» TASK DIRECTIONS:
Copy each line of the data beneath in which the word "name" appears.

== TASK INPUT ==

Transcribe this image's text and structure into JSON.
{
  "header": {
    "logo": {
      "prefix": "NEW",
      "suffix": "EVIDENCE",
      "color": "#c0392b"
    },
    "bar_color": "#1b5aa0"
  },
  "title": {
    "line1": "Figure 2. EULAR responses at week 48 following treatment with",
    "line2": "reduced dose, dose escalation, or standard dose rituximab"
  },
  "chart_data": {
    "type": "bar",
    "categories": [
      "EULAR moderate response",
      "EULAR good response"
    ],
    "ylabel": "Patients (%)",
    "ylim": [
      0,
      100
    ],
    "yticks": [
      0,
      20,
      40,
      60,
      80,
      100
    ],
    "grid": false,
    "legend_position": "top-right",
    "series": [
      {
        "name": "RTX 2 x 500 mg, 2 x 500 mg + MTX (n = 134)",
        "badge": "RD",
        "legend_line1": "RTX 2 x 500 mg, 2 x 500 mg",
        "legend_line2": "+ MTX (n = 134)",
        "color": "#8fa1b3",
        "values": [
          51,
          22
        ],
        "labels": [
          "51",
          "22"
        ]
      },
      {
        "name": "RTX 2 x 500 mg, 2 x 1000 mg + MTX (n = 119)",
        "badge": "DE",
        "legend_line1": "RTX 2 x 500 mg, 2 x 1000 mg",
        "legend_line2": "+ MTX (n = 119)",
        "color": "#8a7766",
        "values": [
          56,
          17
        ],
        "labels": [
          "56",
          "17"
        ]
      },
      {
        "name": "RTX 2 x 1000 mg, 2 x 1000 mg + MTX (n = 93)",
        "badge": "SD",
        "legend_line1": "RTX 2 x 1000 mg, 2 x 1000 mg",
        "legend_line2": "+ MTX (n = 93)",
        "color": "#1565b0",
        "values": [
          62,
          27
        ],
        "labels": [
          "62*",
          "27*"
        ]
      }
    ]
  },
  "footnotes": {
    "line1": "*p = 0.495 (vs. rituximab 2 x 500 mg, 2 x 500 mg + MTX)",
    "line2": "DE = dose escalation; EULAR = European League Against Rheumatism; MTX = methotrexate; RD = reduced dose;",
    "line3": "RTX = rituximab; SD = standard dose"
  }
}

===

» TASK ANSWER:
        "name": "RTX 2 x 500 mg, 2 x 500 mg + MTX (n = 134)",
        "name": "RTX 2 x 500 mg, 2 x 1000 mg + MTX (n = 119)",
        "name": "RTX 2 x 1000 mg, 2 x 1000 mg + MTX (n = 93)",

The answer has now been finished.